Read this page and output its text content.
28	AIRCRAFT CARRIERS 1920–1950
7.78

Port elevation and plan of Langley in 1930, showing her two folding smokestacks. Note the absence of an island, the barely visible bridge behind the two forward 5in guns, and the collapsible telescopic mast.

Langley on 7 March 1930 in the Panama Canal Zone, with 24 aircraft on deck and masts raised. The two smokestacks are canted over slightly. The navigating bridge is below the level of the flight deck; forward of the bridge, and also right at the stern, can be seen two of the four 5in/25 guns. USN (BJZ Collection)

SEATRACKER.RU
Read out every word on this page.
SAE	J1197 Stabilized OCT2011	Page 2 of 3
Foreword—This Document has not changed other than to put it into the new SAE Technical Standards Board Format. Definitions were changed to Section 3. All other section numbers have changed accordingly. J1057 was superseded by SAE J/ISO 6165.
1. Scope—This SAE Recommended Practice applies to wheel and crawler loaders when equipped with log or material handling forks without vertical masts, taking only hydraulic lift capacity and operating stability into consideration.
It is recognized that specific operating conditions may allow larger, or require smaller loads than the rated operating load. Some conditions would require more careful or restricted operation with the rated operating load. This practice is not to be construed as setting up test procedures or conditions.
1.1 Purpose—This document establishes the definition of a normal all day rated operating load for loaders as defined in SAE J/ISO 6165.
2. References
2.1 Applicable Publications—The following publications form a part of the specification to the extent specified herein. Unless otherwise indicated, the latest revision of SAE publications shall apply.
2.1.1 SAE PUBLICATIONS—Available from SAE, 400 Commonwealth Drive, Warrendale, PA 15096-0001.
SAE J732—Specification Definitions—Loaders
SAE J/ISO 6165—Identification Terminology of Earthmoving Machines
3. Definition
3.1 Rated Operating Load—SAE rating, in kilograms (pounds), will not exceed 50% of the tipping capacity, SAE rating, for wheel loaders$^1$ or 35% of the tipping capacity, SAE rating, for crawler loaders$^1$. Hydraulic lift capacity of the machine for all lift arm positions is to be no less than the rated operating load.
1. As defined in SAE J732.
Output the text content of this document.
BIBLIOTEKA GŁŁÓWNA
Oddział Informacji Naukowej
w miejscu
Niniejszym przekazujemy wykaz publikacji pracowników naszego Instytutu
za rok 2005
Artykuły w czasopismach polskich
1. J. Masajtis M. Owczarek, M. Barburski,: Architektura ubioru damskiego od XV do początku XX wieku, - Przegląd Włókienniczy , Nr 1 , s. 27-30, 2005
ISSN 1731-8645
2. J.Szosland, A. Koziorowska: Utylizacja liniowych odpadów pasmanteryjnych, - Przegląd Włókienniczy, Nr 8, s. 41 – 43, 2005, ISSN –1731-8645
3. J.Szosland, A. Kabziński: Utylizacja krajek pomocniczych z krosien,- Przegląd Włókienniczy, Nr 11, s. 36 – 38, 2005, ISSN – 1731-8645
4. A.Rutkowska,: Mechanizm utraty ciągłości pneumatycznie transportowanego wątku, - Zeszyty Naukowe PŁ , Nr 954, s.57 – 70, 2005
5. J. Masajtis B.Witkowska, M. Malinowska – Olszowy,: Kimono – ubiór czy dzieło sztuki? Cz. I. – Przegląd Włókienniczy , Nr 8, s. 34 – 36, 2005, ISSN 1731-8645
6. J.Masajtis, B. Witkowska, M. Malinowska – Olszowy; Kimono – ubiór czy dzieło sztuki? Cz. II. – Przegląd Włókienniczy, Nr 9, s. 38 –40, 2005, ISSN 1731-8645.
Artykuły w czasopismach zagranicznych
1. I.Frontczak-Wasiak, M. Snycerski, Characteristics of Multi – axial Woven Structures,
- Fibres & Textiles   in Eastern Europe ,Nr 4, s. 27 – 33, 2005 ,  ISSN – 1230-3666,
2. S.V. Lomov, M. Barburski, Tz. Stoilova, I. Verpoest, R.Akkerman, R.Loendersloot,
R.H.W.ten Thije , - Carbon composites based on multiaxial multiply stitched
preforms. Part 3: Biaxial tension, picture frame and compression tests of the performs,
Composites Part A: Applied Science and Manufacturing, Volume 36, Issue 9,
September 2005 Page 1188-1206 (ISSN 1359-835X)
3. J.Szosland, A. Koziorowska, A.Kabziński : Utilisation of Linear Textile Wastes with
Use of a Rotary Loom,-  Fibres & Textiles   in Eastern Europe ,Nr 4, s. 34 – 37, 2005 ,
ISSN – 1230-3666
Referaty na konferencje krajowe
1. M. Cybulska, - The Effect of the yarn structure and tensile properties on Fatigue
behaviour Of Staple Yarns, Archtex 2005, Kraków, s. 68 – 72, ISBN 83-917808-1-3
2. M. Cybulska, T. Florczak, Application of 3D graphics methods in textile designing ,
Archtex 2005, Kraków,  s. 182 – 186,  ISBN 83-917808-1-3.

---+---

### Requirement
Write out every line of the data that holds the word "Kabziński".

### Answer to this task
3. J.Szosland, A. Kabziński: Utylizacja krajek pomocniczych z krosien,- Przegląd Włókienniczy, Nr 11, s. 36 – 38, 2005, ISSN – 1731-8645
3. J.Szosland, A. Koziorowska, A.Kabziński : Utilisation of Linear Textile Wastes with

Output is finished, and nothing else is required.